───── Data for this exercise

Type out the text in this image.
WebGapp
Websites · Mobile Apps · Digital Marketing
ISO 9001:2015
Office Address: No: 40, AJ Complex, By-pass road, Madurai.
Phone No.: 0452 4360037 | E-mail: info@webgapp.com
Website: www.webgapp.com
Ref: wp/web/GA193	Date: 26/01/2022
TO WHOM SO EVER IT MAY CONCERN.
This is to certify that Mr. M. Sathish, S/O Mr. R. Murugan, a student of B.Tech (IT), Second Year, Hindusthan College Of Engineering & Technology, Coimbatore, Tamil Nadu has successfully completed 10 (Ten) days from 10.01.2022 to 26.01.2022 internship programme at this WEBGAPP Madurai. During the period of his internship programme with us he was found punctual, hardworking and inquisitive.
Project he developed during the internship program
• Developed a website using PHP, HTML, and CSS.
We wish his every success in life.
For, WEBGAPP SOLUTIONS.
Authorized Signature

──────────
───── Data for this exercise

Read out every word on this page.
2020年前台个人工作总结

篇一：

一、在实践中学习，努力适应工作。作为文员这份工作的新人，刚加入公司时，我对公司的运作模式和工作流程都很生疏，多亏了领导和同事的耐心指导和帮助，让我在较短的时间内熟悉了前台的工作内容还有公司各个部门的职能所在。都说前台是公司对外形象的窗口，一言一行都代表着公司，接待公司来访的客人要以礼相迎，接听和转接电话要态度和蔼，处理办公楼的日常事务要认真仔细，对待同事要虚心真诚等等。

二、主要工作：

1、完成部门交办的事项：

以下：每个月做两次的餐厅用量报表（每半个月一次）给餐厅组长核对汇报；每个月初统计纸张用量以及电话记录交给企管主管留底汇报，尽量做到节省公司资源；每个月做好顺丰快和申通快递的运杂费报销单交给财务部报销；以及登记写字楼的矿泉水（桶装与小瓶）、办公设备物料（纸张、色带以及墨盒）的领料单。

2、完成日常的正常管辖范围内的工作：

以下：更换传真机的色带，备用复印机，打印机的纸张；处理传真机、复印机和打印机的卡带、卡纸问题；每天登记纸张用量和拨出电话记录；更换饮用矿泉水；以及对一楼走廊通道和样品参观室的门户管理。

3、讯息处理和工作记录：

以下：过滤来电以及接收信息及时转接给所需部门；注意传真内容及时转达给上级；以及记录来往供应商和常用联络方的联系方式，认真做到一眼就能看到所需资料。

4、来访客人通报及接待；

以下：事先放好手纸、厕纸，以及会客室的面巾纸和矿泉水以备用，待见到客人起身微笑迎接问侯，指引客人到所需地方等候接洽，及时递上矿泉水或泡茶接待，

──────────
───── Data for this exercise

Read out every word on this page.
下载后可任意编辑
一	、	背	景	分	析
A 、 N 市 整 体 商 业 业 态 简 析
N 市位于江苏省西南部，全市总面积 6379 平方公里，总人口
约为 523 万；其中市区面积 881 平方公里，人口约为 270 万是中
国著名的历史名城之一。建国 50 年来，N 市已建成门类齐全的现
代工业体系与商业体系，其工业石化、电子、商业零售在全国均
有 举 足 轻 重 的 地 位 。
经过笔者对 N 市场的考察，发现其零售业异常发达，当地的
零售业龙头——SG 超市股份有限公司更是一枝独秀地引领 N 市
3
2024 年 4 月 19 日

──────────

Written problem ▸
Each line that holds the word "internship" is to be copied.

Result ▸
This is to certify that Mr. M. Sathish, S/O Mr. R. Murugan, a student of B.Tech (IT), Second Year, Hindusthan College Of Engineering & Technology, Coimbatore, Tamil Nadu has successfully completed 10 (Ten) days from 10.01.2022 to 26.01.2022 internship programme at this WEBGAPP Madurai. During the period of his internship programme with us he was found punctual, hardworking and inquisitive.
Project he developed during the internship program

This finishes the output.